## Set problem
Report each line of the data that has "thuế" somewhere in it.

## Information provided
-----

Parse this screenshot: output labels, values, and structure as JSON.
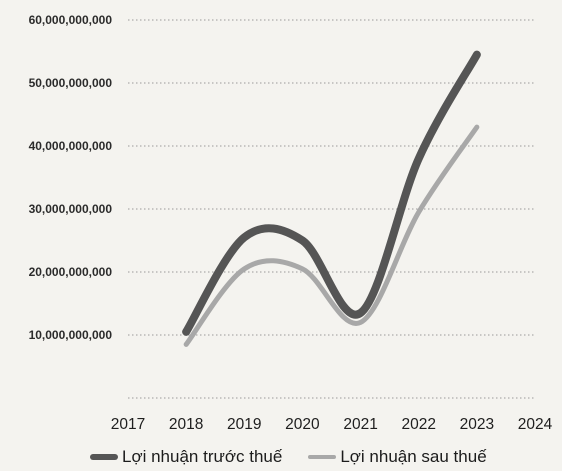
{
  "chart_data": {
    "type": "line",
    "x": [
      "2018",
      "2019",
      "2020",
      "2021",
      "2022",
      "2023"
    ],
    "x_ticks": [
      "2017",
      "2018",
      "2019",
      "2020",
      "2021",
      "2022",
      "2023",
      "2024"
    ],
    "ylim": [
      0,
      60000000000
    ],
    "y_ticks": [
      "10,000,000,000",
      "20,000,000,000",
      "30,000,000,000",
      "40,000,000,000",
      "50,000,000,000",
      "60,000,000,000"
    ],
    "grid": true,
    "legend": "bottom",
    "series": [
      {
        "name": "Lợi nhuận trước thuế",
        "values": [
          10500000000,
          25500000000,
          25000000000,
          13500000000,
          38000000000,
          54500000000
        ],
        "color": "#555555"
      },
      {
        "name": "Lợi nhuận sau thuế",
        "values": [
          8500000000,
          20500000000,
          20500000000,
          12000000000,
          29500000000,
          43000000000
        ],
        "color": "#a8a8a8"
      }
    ]
  }
}
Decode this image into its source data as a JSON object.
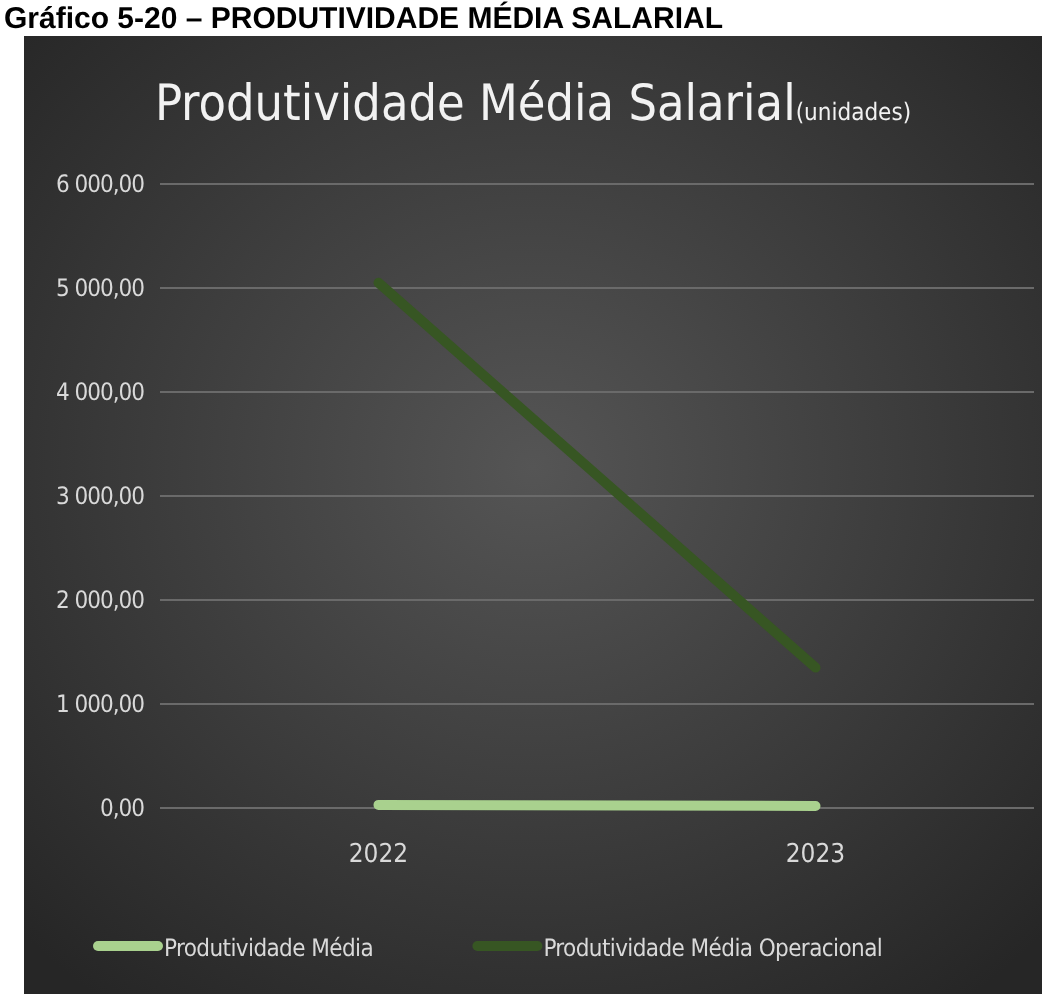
{
  "chart_data": {
    "type": "line",
    "title": "Produtividade Média Salarial",
    "subtitle": "(unidades)",
    "annotations": [
      "Gráfico 5-20 – PRODUTIVIDADE MÉDIA SALARIAL"
    ],
    "categories": [
      "2022",
      "2023"
    ],
    "series": [
      {
        "name": "Produtividade Média",
        "color": "#a9d18e",
        "values": [
          30,
          20
        ]
      },
      {
        "name": "Produtividade Média Operacional",
        "color": "#375623",
        "values": [
          5050,
          1350
        ]
      }
    ],
    "ylim": [
      0,
      6000
    ],
    "yticks": [
      {
        "value": 0,
        "label": "0,00"
      },
      {
        "value": 1000,
        "label": "1 000,00"
      },
      {
        "value": 2000,
        "label": "2 000,00"
      },
      {
        "value": 3000,
        "label": "3 000,00"
      },
      {
        "value": 4000,
        "label": "4 000,00"
      },
      {
        "value": 5000,
        "label": "5 000,00"
      },
      {
        "value": 6000,
        "label": "6 000,00"
      }
    ],
    "grid": "y",
    "legend": "bottom",
    "line_style": "solid"
  }
}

-----

## Reply
        "name": "Lợi nhuận trước thuế",
        "name": "Lợi nhuận sau thuế",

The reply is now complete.